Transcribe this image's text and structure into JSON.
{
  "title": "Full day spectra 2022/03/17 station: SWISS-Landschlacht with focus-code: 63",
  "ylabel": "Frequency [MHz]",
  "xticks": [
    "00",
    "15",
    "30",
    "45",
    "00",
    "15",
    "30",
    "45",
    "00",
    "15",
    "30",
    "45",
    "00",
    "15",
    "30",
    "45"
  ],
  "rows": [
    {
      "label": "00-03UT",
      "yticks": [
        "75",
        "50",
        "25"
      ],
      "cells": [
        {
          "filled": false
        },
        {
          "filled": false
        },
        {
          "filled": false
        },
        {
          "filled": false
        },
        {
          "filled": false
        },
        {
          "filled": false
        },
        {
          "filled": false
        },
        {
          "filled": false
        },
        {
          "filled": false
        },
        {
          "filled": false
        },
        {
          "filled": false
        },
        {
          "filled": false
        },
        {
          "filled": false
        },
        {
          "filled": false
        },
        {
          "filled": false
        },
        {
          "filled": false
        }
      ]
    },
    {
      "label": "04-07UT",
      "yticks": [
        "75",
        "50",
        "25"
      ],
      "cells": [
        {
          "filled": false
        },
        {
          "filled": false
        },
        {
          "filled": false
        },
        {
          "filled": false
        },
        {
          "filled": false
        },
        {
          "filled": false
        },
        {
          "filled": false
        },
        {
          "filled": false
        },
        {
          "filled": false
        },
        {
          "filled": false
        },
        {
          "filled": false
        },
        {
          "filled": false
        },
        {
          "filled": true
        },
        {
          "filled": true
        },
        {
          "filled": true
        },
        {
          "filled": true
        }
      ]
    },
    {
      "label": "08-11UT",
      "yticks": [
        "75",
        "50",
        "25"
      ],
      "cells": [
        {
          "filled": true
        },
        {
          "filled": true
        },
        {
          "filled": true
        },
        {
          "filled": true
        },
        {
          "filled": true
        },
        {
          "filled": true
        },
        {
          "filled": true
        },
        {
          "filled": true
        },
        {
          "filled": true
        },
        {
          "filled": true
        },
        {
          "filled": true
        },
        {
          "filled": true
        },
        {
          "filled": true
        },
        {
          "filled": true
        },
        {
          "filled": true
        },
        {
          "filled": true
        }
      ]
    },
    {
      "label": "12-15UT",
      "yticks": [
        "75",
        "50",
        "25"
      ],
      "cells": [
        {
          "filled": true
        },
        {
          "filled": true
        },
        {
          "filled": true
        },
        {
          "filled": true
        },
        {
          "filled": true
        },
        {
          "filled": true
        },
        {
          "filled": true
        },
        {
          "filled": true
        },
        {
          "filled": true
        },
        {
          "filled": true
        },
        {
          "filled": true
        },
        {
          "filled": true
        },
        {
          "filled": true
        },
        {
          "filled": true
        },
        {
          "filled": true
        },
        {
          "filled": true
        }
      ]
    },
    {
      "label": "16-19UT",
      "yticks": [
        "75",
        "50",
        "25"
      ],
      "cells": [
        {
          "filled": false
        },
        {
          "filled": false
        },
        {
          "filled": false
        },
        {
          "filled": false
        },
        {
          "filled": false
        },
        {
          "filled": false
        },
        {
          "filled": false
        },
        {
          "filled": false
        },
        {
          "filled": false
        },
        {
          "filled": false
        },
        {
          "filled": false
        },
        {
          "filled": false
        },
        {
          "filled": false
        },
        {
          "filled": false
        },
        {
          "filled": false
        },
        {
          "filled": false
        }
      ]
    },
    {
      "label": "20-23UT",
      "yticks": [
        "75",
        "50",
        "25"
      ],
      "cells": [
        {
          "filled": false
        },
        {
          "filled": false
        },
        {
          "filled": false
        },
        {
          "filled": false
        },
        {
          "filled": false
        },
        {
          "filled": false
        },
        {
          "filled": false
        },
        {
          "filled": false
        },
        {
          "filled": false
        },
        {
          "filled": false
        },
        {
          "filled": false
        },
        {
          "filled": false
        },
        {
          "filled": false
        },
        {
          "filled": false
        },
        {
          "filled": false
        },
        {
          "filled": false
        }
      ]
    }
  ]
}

# Task to carry out
Word for word, extract all the records.

# Solution below
Transcribe this image's text and structure into JSON.
{
  "title": "Full day spectra 2022/03/17 station: SWISS-Landschlacht with focus-code: 63",
  "ylabel": "Frequency [MHz]",
  "xticks": [
    "00",
    "15",
    "30",
    "45",
    "00",
    "15",
    "30",
    "45",
    "00",
    "15",
    "30",
    "45",
    "00",
    "15",
    "30",
    "45"
  ],
  "rows": [
    {
      "label": "00-03UT",
      "yticks": [
        "75",
        "50",
        "25"
      ],
      "cells": [
        {
          "filled": false
        },
        {
          "filled": false
        },
        {
          "filled": false
        },
        {
          "filled": false
        },
        {
          "filled": false
        },
        {
          "filled": false
        },
        {
          "filled": false
        },
        {
          "filled": false
        },
        {
          "filled": false
        },
        {
          "filled": false
        },
        {
          "filled": false
        },
        {
          "filled": false
        },
        {
          "filled": false
        },
        {
          "filled": false
        },
        {
          "filled": false
        },
        {
          "filled": false
        }
      ]
    },
    {
      "label": "04-07UT",
      "yticks": [
        "75",
        "50",
        "25"
      ],
      "cells": [
        {
          "filled": false
        },
        {
          "filled": false
        },
        {
          "filled": false
        },
        {
          "filled": false
        },
        {
          "filled": false
        },
        {
          "filled": false
        },
        {
          "filled": false
        },
        {
          "filled": false
        },
        {
          "filled": false
        },
        {
          "filled": false
        },
        {
          "filled": false
        },
        {
          "filled": false
        },
        {
          "filled": true
        },
        {
          "filled": true
        },
        {
          "filled": true
        },
        {
          "filled": true
        }
      ]
    },
    {
      "label": "08-11UT",
      "yticks": [
        "75",
        "50",
        "25"
      ],
      "cells": [
        {
          "filled": true
        },
        {
          "filled": true
        },
        {
          "filled": true
        },
        {
          "filled": true
        },
        {
          "filled": true
        },
        {
          "filled": true
        },
        {
          "filled": true
        },
        {
          "filled": true
        },
        {
          "filled": true
        },
        {
          "filled": true
        },
        {
          "filled": true
        },
        {
          "filled": true
        },
        {
          "filled": true
        },
        {
          "filled": true
        },
        {
          "filled": true
        },
        {
          "filled": true
        }
      ]
    },
    {
      "label": "12-15UT",
      "yticks": [
        "75",
        "50",
        "25"
      ],
      "cells": [
        {
          "filled": true
        },
        {
          "filled": true
        },
        {
          "filled": true
        },
        {
          "filled": true
        },
        {
          "filled": true
        },
        {
          "filled": true
        },
        {
          "filled": true
        },
        {
          "filled": true
        },
        {
          "filled": true
        },
        {
          "filled": true
        },
        {
          "filled": true
        },
        {
          "filled": true
        },
        {
          "filled": true
        },
        {
          "filled": true
        },
        {
          "filled": true
        },
        {
          "filled": true
        }
      ]
    },
    {
      "label": "16-19UT",
      "yticks": [
        "75",
        "50",
        "25"
      ],
      "cells": [
        {
          "filled": false
        },
        {
          "filled": false
        },
        {
          "filled": false
        },
        {
          "filled": false
        },
        {
          "filled": false
        },
        {
          "filled": false
        },
        {
          "filled": false
        },
        {
          "filled": false
        },
        {
          "filled": false
        },
        {
          "filled": false
        },
        {
          "filled": false
        },
        {
          "filled": false
        },
        {
          "filled": false
        },
        {
          "filled": false
        },
        {
          "filled": false
        },
        {
          "filled": false
        }
      ]
    },
    {
      "label": "20-23UT",
      "yticks": [
        "75",
        "50",
        "25"
      ],
      "cells": [
        {
          "filled": false
        },
        {
          "filled": false
        },
        {
          "filled": false
        },
        {
          "filled": false
        },
        {
          "filled": false
        },
        {
          "filled": false
        },
        {
          "filled": false
        },
        {
          "filled": false
        },
        {
          "filled": false
        },
        {
          "filled": false
        },
        {
          "filled": false
        },
        {
          "filled": false
        },
        {
          "filled": false
        },
        {
          "filled": false
        },
        {
          "filled": false
        },
        {
          "filled": false
        }
      ]
    }
  ]
}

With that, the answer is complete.